[Job]:
Gather every line in the records below that contains the word "image".

[Listed entries]:
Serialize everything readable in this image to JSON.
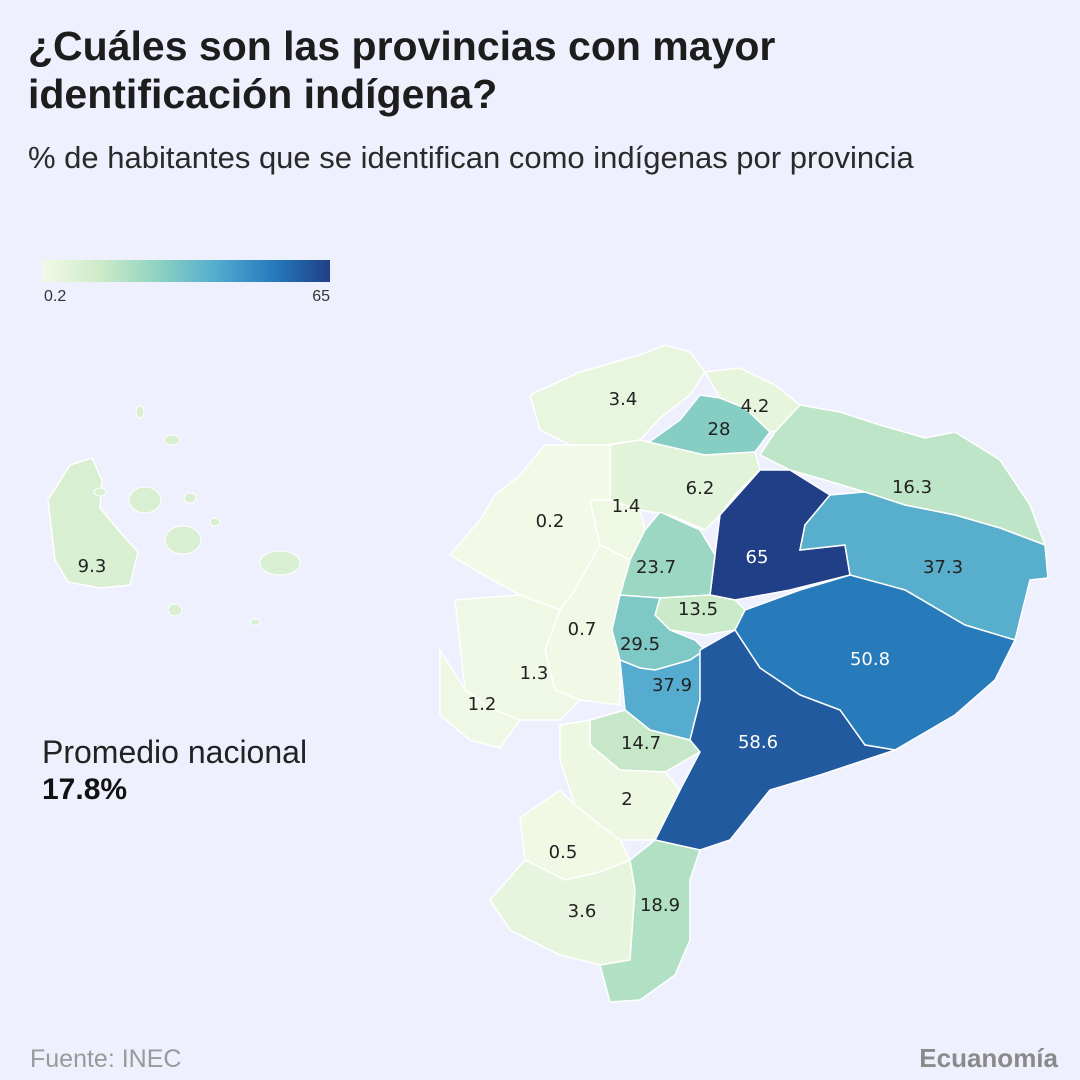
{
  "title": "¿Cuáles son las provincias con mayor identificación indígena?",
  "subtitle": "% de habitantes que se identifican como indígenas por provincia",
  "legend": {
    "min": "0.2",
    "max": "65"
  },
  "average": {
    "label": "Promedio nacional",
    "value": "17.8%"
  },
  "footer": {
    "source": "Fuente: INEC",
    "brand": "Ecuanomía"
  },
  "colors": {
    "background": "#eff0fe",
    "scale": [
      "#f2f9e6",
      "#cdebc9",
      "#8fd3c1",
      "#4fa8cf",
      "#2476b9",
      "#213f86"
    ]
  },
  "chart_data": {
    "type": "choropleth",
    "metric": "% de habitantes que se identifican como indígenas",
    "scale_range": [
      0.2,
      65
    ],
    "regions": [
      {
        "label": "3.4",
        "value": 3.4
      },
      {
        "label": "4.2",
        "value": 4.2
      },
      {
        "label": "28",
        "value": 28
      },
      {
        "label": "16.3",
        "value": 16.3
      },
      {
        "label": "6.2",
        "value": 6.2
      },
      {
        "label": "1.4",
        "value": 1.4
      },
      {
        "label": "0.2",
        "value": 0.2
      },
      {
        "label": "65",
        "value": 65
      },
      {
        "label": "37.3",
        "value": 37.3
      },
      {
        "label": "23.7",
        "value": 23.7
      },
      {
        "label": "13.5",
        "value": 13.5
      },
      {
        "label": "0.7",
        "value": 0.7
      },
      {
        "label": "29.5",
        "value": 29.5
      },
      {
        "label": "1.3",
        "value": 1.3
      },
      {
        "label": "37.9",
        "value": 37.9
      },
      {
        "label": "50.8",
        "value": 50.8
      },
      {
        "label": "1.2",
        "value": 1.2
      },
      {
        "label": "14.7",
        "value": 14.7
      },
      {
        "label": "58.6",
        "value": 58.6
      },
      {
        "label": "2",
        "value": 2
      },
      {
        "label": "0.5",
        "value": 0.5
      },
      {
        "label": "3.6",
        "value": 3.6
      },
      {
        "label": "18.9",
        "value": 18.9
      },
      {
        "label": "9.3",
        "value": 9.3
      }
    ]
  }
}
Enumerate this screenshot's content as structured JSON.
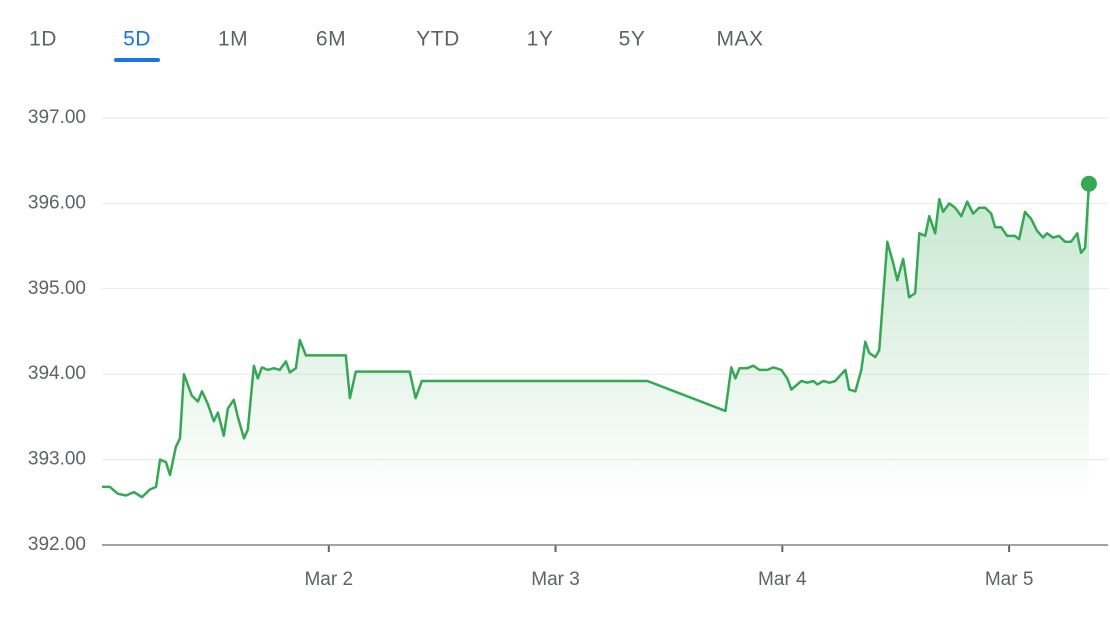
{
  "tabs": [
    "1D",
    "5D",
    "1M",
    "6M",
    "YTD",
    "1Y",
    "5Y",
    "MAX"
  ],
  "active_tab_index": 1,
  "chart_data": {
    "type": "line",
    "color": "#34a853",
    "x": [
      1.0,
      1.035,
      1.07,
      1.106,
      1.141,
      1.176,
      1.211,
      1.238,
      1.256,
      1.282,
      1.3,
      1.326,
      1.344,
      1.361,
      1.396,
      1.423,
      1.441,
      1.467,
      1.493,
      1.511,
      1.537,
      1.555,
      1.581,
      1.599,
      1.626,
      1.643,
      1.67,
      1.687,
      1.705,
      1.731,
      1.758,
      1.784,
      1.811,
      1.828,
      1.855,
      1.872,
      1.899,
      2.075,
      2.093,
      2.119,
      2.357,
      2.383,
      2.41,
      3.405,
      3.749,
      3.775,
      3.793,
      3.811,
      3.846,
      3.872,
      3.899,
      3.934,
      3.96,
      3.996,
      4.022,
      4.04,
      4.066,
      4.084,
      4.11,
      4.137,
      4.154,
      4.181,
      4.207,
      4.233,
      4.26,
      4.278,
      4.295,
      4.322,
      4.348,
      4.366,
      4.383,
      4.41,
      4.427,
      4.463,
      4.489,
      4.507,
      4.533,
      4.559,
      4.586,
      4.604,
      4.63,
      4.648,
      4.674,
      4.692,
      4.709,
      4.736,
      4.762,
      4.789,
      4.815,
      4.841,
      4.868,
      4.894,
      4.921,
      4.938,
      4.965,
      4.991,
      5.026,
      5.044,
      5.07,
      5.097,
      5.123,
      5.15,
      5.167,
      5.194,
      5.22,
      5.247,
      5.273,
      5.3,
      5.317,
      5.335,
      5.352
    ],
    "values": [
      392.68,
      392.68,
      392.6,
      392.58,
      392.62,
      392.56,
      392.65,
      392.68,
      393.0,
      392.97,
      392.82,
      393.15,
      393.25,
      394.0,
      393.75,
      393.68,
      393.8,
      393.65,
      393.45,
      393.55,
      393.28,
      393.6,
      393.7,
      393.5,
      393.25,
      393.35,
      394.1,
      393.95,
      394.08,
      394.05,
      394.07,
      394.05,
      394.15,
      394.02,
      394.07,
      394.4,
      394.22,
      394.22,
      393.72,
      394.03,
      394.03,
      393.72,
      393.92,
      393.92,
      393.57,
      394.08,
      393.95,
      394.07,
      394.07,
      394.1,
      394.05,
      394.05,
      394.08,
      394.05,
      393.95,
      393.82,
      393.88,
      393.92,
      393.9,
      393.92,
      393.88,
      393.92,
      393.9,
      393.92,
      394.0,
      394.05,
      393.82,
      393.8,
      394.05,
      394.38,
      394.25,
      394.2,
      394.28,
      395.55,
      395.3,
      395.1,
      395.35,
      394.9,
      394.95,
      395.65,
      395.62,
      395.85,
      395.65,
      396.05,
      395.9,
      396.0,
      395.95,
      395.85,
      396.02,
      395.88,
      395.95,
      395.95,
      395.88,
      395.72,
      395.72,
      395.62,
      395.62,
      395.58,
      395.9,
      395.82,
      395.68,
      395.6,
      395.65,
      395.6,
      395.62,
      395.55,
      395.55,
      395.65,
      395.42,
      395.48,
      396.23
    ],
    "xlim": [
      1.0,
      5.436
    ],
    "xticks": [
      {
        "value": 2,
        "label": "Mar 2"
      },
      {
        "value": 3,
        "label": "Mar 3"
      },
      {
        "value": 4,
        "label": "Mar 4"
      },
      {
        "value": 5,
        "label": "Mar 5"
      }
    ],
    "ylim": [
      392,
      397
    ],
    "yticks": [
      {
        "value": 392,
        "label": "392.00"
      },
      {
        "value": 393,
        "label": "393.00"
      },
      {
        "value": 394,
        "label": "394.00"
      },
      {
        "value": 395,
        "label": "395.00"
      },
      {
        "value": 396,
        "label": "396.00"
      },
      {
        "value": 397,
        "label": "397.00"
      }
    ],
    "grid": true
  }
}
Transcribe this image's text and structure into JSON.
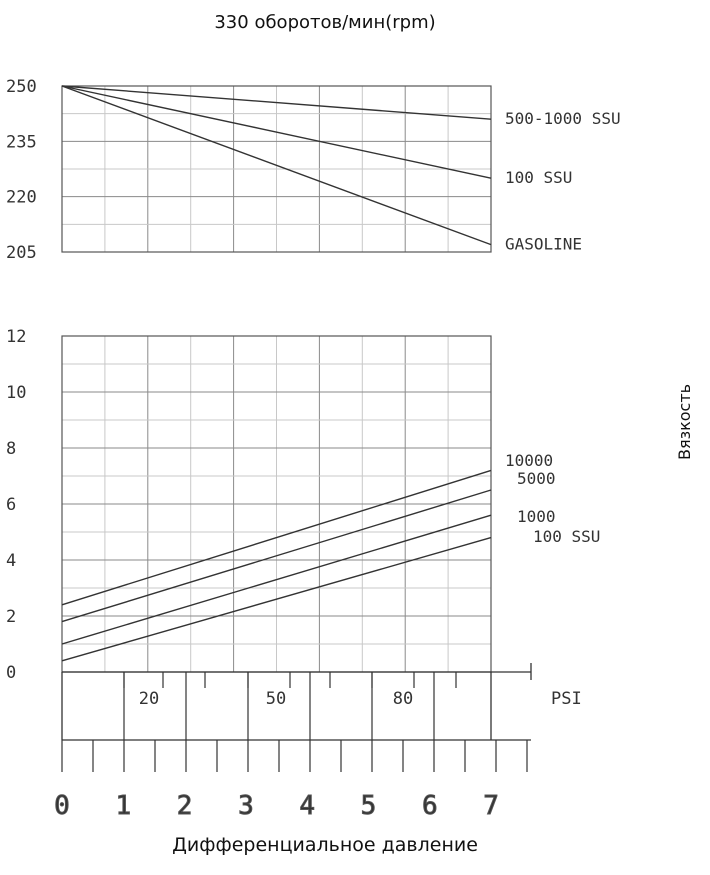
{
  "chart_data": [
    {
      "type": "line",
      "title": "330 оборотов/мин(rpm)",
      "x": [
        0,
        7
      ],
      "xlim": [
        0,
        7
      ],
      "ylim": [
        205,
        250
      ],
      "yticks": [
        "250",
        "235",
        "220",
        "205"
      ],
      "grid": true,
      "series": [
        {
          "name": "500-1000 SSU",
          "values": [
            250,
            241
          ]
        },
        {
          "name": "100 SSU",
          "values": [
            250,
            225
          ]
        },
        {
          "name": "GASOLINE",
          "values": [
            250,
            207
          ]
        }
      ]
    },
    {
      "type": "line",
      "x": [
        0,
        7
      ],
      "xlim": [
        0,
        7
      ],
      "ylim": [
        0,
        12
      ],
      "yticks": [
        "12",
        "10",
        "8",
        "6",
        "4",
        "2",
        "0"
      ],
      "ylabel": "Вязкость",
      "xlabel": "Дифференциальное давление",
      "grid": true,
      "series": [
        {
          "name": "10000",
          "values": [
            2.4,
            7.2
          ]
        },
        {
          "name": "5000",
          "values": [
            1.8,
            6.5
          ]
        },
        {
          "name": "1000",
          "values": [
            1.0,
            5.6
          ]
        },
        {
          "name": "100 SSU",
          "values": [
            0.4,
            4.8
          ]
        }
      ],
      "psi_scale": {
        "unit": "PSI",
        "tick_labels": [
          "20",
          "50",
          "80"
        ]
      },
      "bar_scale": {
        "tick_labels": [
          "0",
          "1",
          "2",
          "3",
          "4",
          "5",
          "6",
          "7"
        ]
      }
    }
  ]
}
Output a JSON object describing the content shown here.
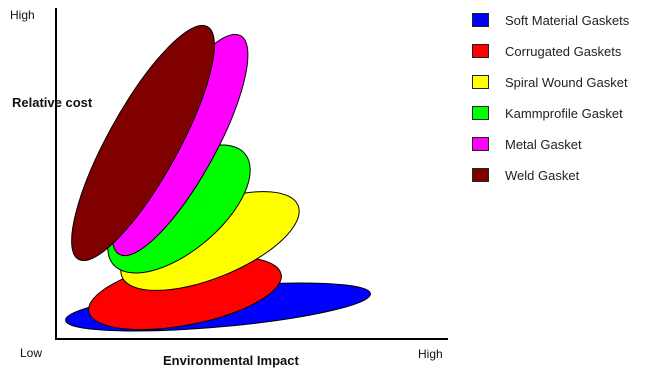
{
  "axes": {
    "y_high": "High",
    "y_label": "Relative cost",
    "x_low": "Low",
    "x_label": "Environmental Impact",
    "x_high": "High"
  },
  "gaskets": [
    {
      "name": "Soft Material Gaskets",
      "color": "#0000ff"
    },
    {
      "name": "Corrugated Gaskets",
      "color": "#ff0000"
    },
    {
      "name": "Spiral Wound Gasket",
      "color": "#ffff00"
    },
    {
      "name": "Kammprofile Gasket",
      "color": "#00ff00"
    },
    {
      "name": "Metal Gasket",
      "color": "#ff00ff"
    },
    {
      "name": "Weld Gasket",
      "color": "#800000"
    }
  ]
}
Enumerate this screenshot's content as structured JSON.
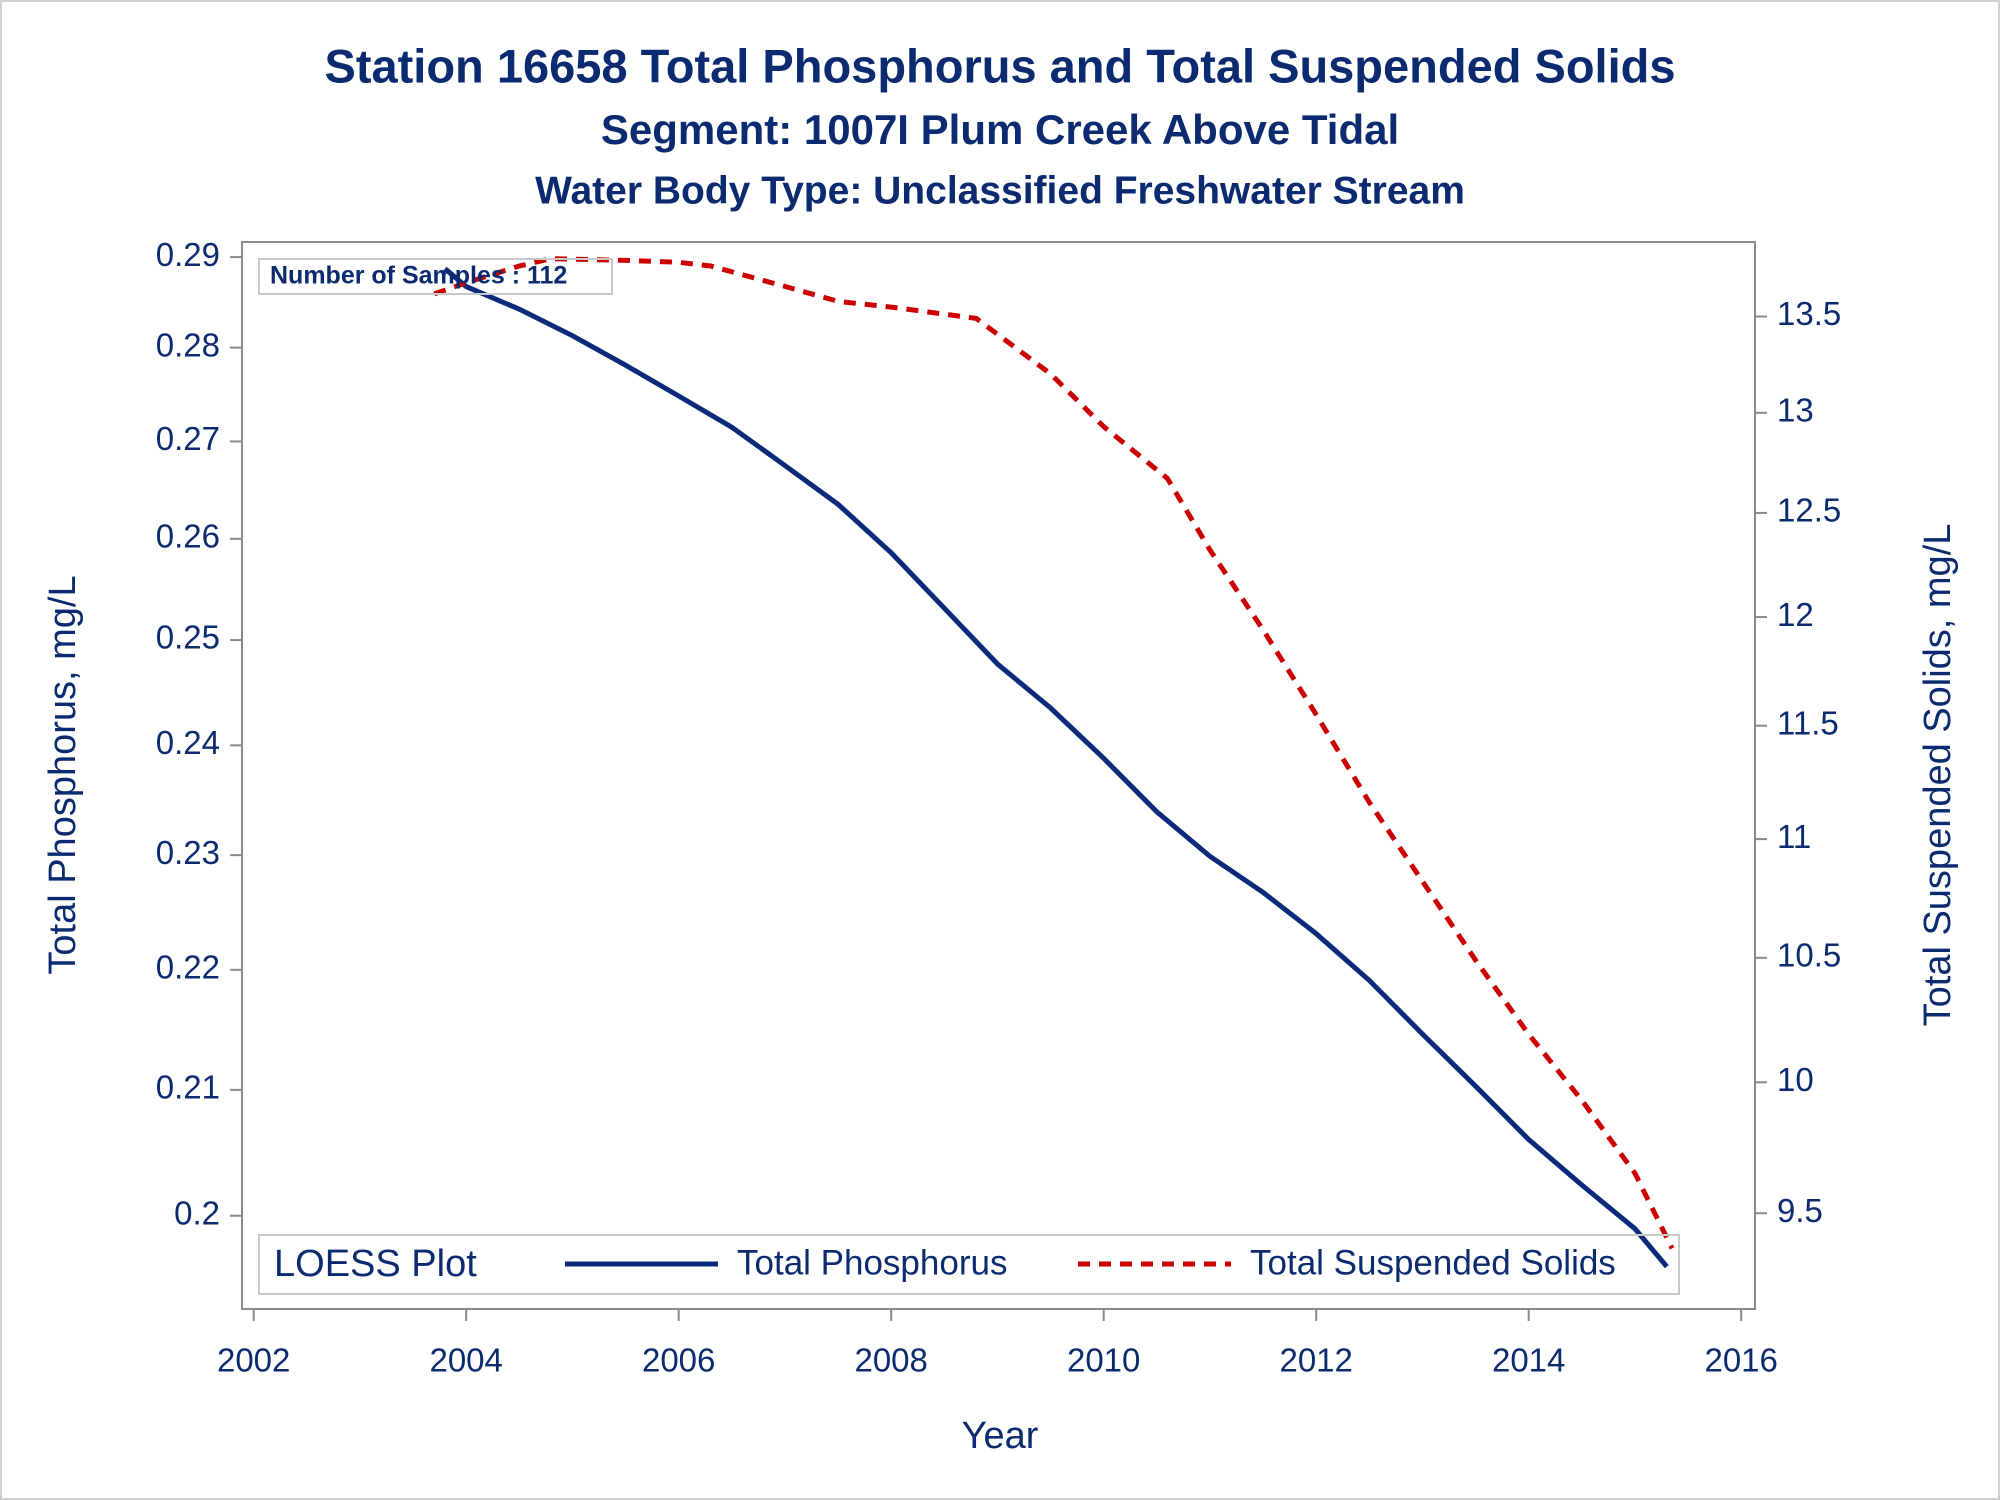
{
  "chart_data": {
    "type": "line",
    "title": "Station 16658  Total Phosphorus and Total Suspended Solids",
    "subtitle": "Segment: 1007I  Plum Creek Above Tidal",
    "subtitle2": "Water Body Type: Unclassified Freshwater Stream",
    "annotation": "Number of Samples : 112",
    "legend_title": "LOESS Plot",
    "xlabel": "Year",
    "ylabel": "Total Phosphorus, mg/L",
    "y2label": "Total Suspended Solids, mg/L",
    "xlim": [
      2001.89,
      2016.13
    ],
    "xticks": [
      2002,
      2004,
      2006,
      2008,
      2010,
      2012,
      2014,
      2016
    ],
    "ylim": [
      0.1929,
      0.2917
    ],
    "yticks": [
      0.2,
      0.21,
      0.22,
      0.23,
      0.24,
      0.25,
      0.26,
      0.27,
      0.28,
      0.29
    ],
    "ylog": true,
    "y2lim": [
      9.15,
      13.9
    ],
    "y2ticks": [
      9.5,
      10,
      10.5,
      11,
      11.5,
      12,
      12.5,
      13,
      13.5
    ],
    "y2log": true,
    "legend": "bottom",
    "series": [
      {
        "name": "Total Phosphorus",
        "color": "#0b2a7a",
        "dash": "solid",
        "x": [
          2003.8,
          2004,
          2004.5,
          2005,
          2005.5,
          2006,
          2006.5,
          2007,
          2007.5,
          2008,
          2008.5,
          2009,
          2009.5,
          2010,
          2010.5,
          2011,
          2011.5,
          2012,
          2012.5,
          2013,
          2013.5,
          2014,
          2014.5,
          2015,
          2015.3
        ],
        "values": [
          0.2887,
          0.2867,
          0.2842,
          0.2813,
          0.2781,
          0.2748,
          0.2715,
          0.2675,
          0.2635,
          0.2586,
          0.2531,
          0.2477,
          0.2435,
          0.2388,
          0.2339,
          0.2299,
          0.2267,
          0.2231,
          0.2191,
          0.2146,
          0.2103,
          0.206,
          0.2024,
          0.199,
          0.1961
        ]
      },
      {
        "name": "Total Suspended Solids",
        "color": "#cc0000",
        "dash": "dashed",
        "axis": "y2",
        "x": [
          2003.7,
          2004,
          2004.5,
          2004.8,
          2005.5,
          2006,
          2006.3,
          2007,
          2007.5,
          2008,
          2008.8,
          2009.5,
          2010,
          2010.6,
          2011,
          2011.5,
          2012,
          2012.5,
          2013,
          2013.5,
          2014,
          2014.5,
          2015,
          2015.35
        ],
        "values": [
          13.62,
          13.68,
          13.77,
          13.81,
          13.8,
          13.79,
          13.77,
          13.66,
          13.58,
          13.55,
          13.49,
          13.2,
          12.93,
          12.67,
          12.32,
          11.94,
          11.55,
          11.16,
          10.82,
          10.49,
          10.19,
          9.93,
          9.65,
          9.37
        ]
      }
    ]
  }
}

[Result of the task]:
Serialize everything readable in this image to JSON.
Transcribe this image's text and structure into JSON.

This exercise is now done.